* **Exercise task**:
Your task is to output the entries below word for word.

Lines of data

## BEGIN

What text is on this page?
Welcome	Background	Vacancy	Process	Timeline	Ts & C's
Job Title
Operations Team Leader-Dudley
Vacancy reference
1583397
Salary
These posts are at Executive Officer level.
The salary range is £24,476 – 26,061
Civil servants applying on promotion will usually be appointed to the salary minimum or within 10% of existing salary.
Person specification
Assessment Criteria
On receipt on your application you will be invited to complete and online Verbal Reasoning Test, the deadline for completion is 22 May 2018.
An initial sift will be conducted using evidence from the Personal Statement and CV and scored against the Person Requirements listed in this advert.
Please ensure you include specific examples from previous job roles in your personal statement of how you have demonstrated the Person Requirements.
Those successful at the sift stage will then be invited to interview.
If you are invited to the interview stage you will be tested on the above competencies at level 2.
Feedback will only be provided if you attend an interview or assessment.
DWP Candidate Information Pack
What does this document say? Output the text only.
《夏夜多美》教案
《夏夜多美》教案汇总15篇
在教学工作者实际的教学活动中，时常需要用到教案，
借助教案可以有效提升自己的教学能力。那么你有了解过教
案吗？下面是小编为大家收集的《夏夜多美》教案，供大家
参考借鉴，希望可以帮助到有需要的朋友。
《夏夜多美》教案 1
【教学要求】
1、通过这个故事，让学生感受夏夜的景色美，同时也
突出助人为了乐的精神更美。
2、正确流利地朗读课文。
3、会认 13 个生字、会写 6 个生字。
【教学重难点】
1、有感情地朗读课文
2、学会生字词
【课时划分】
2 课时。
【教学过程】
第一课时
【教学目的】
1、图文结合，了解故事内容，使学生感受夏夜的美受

## END

* **Completed task**:
What text is on this page?
Welcome	Background	Vacancy	Process	Timeline	Ts & C's
Job Title
Operations Team Leader-Dudley
Vacancy reference
1583397
Salary
These posts are at Executive Officer level.
The salary range is £24,476 – 26,061
Civil servants applying on promotion will usually be appointed to the salary minimum or within 10% of existing salary.
Person specification
Assessment Criteria
On receipt on your application you will be invited to complete and online Verbal Reasoning Test, the deadline for completion is 22 May 2018.
An initial sift will be conducted using evidence from the Personal Statement and CV and scored against the Person Requirements listed in this advert.
Please ensure you include specific examples from previous job roles in your personal statement of how you have demonstrated the Person Requirements.
Those successful at the sift stage will then be invited to interview.
If you are invited to the interview stage you will be tested on the above competencies at level 2.
Feedback will only be provided if you attend an interview or assessment.
DWP Candidate Information Pack
What does this document say? Output the text only.
《夏夜多美》教案
《夏夜多美》教案汇总15篇
在教学工作者实际的教学活动中，时常需要用到教案，
借助教案可以有效提升自己的教学能力。那么你有了解过教
案吗？下面是小编为大家收集的《夏夜多美》教案，供大家
参考借鉴，希望可以帮助到有需要的朋友。
《夏夜多美》教案 1
【教学要求】
1、通过这个故事，让学生感受夏夜的景色美，同时也
突出助人为了乐的精神更美。
2、正确流利地朗读课文。
3、会认 13 个生字、会写 6 个生字。
【教学重难点】
1、有感情地朗读课文
2、学会生字词
【课时划分】
2 课时。
【教学过程】
第一课时
【教学目的】
1、图文结合，了解故事内容，使学生感受夏夜的美受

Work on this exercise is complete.